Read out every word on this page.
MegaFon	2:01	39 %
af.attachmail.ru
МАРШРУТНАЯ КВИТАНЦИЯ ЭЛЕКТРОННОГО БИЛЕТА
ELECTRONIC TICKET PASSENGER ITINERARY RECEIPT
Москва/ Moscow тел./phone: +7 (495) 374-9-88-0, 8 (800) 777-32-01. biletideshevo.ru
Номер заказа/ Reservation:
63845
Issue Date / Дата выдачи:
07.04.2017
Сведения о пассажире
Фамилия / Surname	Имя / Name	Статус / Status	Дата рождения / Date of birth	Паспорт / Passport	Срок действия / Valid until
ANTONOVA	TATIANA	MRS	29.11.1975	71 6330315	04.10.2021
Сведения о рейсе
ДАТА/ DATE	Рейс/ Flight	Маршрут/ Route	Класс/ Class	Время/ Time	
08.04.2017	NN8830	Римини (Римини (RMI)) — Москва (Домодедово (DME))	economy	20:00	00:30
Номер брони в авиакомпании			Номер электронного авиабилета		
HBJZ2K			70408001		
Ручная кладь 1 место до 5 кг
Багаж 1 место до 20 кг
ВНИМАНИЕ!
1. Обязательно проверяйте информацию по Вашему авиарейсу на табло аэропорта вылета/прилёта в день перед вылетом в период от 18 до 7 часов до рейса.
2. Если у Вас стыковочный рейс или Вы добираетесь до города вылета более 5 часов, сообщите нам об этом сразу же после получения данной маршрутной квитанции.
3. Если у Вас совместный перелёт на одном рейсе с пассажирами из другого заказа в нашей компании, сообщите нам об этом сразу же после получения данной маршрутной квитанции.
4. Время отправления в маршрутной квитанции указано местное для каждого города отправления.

» **EXERCISE DETAILS**
Reproduce all data above, unchanged.

» **COMPLETE OUTPUT**
Read out every word on this page.
MegaFon	2:01	39 %
af.attachmail.ru
МАРШРУТНАЯ КВИТАНЦИЯ ЭЛЕКТРОННОГО БИЛЕТА
ELECTRONIC TICKET PASSENGER ITINERARY RECEIPT
Москва/ Moscow тел./phone: +7 (495) 374-9-88-0, 8 (800) 777-32-01. biletideshevo.ru
Номер заказа/ Reservation:
63845
Issue Date / Дата выдачи:
07.04.2017
Сведения о пассажире
Фамилия / Surname	Имя / Name	Статус / Status	Дата рождения / Date of birth	Паспорт / Passport	Срок действия / Valid until
ANTONOVA	TATIANA	MRS	29.11.1975	71 6330315	04.10.2021
Сведения о рейсе
ДАТА/ DATE	Рейс/ Flight	Маршрут/ Route	Класс/ Class	Время/ Time	
08.04.2017	NN8830	Римини (Римини (RMI)) — Москва (Домодедово (DME))	economy	20:00	00:30
Номер брони в авиакомпании			Номер электронного авиабилета		
HBJZ2K			70408001		
Ручная кладь 1 место до 5 кг
Багаж 1 место до 20 кг
ВНИМАНИЕ!
1. Обязательно проверяйте информацию по Вашему авиарейсу на табло аэропорта вылета/прилёта в день перед вылетом в период от 18 до 7 часов до рейса.
2. Если у Вас стыковочный рейс или Вы добираетесь до города вылета более 5 часов, сообщите нам об этом сразу же после получения данной маршрутной квитанции.
3. Если у Вас совместный перелёт на одном рейсе с пассажирами из другого заказа в нашей компании, сообщите нам об этом сразу же после получения данной маршрутной квитанции.
4. Время отправления в маршрутной квитанции указано местное для каждого города отправления.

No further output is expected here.